REQUIREMENTS: Omit the images. Copy each entry word for word.

**** RECORDS PROVIDED ****

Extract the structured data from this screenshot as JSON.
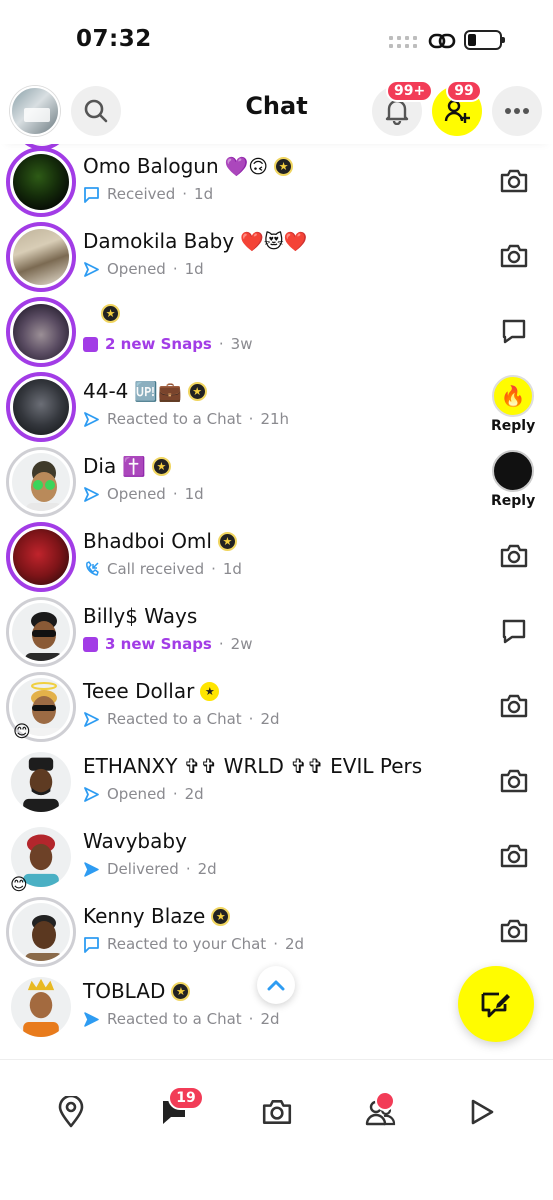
{
  "status_bar": {
    "time": "07:32"
  },
  "header": {
    "title": "Chat",
    "notifications_badge": "99+",
    "friend_requests_badge": "99"
  },
  "chats": [
    {
      "name": "Omo Balogun",
      "emoji": "💜🙃",
      "badge": "star",
      "status": "Received",
      "time": "1d",
      "status_icon": "received-chat-icon",
      "action": "camera-icon"
    },
    {
      "name": "Damokila Baby",
      "emoji": "❤️😻❤️",
      "badge": "",
      "status": "Opened",
      "time": "1d",
      "status_icon": "opened-arrow-icon",
      "action": "camera-icon"
    },
    {
      "name": "",
      "emoji": "",
      "badge": "star",
      "status": "2 new Snaps",
      "time": "3w",
      "status_icon": "new-snap-icon",
      "action": "chat-icon"
    },
    {
      "name": "44-4",
      "emoji": "🆙💼",
      "badge": "star",
      "status": "Reacted to a Chat",
      "time": "21h",
      "status_icon": "opened-arrow-icon",
      "action": "reply",
      "reply_label": "Reply",
      "reply_emoji": "🔥"
    },
    {
      "name": "Dia",
      "emoji": "✝️",
      "badge": "star",
      "status": "Opened",
      "time": "1d",
      "status_icon": "opened-arrow-icon",
      "action": "reply",
      "reply_label": "Reply",
      "reply_emoji": ""
    },
    {
      "name": "Bhadboi Oml",
      "emoji": "",
      "badge": "star",
      "status": "Call received",
      "time": "1d",
      "status_icon": "call-received-icon",
      "action": "camera-icon"
    },
    {
      "name": "Billy$ Ways",
      "emoji": "",
      "badge": "",
      "status": "3 new Snaps",
      "time": "2w",
      "status_icon": "new-snap-icon",
      "action": "chat-icon"
    },
    {
      "name": "Teee Dollar",
      "emoji": "",
      "badge": "gold-star",
      "status": "Reacted to a Chat",
      "time": "2d",
      "status_icon": "opened-arrow-icon",
      "action": "camera-icon",
      "avatar_emoji": "😊"
    },
    {
      "name": "ETHANXY ✞✞ WRLD ✞✞ EVIL Pers",
      "emoji": "",
      "badge": "",
      "status": "Opened",
      "time": "2d",
      "status_icon": "opened-arrow-icon",
      "action": "camera-icon"
    },
    {
      "name": "Wavybaby",
      "emoji": "",
      "badge": "",
      "status": "Delivered",
      "time": "2d",
      "status_icon": "delivered-arrow-icon",
      "action": "camera-icon",
      "avatar_emoji": "😊"
    },
    {
      "name": "Kenny Blaze",
      "emoji": "",
      "badge": "star",
      "status": "Reacted to your Chat",
      "time": "2d",
      "status_icon": "received-chat-icon",
      "action": "camera-icon"
    },
    {
      "name": "TOBLAD",
      "emoji": "",
      "badge": "star",
      "status": "Reacted to a Chat",
      "time": "2d",
      "status_icon": "delivered-arrow-icon",
      "action": "camera-icon"
    }
  ],
  "bottom_nav": {
    "chat_badge": "19"
  },
  "colors": {
    "snap_yellow": "#fffc00",
    "story_purple": "#a23ce6",
    "badge_red": "#f23c57",
    "chat_blue": "#2e9cf2"
  }
}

****

CORRECT OUTPUT:
Extract the structured data from this screenshot as JSON.
{
  "status_bar": {
    "time": "07:32"
  },
  "header": {
    "title": "Chat",
    "notifications_badge": "99+",
    "friend_requests_badge": "99"
  },
  "chats": [
    {
      "name": "Omo Balogun",
      "emoji": "💜🙃",
      "badge": "star",
      "status": "Received",
      "time": "1d",
      "status_icon": "received-chat-icon",
      "action": "camera-icon"
    },
    {
      "name": "Damokila Baby",
      "emoji": "❤️😻❤️",
      "badge": "",
      "status": "Opened",
      "time": "1d",
      "status_icon": "opened-arrow-icon",
      "action": "camera-icon"
    },
    {
      "name": "",
      "emoji": "",
      "badge": "star",
      "status": "2 new Snaps",
      "time": "3w",
      "status_icon": "new-snap-icon",
      "action": "chat-icon"
    },
    {
      "name": "44-4",
      "emoji": "🆙💼",
      "badge": "star",
      "status": "Reacted to a Chat",
      "time": "21h",
      "status_icon": "opened-arrow-icon",
      "action": "reply",
      "reply_label": "Reply",
      "reply_emoji": "🔥"
    },
    {
      "name": "Dia",
      "emoji": "✝️",
      "badge": "star",
      "status": "Opened",
      "time": "1d",
      "status_icon": "opened-arrow-icon",
      "action": "reply",
      "reply_label": "Reply",
      "reply_emoji": ""
    },
    {
      "name": "Bhadboi Oml",
      "emoji": "",
      "badge": "star",
      "status": "Call received",
      "time": "1d",
      "status_icon": "call-received-icon",
      "action": "camera-icon"
    },
    {
      "name": "Billy$ Ways",
      "emoji": "",
      "badge": "",
      "status": "3 new Snaps",
      "time": "2w",
      "status_icon": "new-snap-icon",
      "action": "chat-icon"
    },
    {
      "name": "Teee Dollar",
      "emoji": "",
      "badge": "gold-star",
      "status": "Reacted to a Chat",
      "time": "2d",
      "status_icon": "opened-arrow-icon",
      "action": "camera-icon",
      "avatar_emoji": "😊"
    },
    {
      "name": "ETHANXY ✞✞ WRLD ✞✞ EVIL Pers",
      "emoji": "",
      "badge": "",
      "status": "Opened",
      "time": "2d",
      "status_icon": "opened-arrow-icon",
      "action": "camera-icon"
    },
    {
      "name": "Wavybaby",
      "emoji": "",
      "badge": "",
      "status": "Delivered",
      "time": "2d",
      "status_icon": "delivered-arrow-icon",
      "action": "camera-icon",
      "avatar_emoji": "😊"
    },
    {
      "name": "Kenny Blaze",
      "emoji": "",
      "badge": "star",
      "status": "Reacted to your Chat",
      "time": "2d",
      "status_icon": "received-chat-icon",
      "action": "camera-icon"
    },
    {
      "name": "TOBLAD",
      "emoji": "",
      "badge": "star",
      "status": "Reacted to a Chat",
      "time": "2d",
      "status_icon": "delivered-arrow-icon",
      "action": "camera-icon"
    }
  ],
  "bottom_nav": {
    "chat_badge": "19"
  },
  "colors": {
    "snap_yellow": "#fffc00",
    "story_purple": "#a23ce6",
    "badge_red": "#f23c57",
    "chat_blue": "#2e9cf2"
  }
}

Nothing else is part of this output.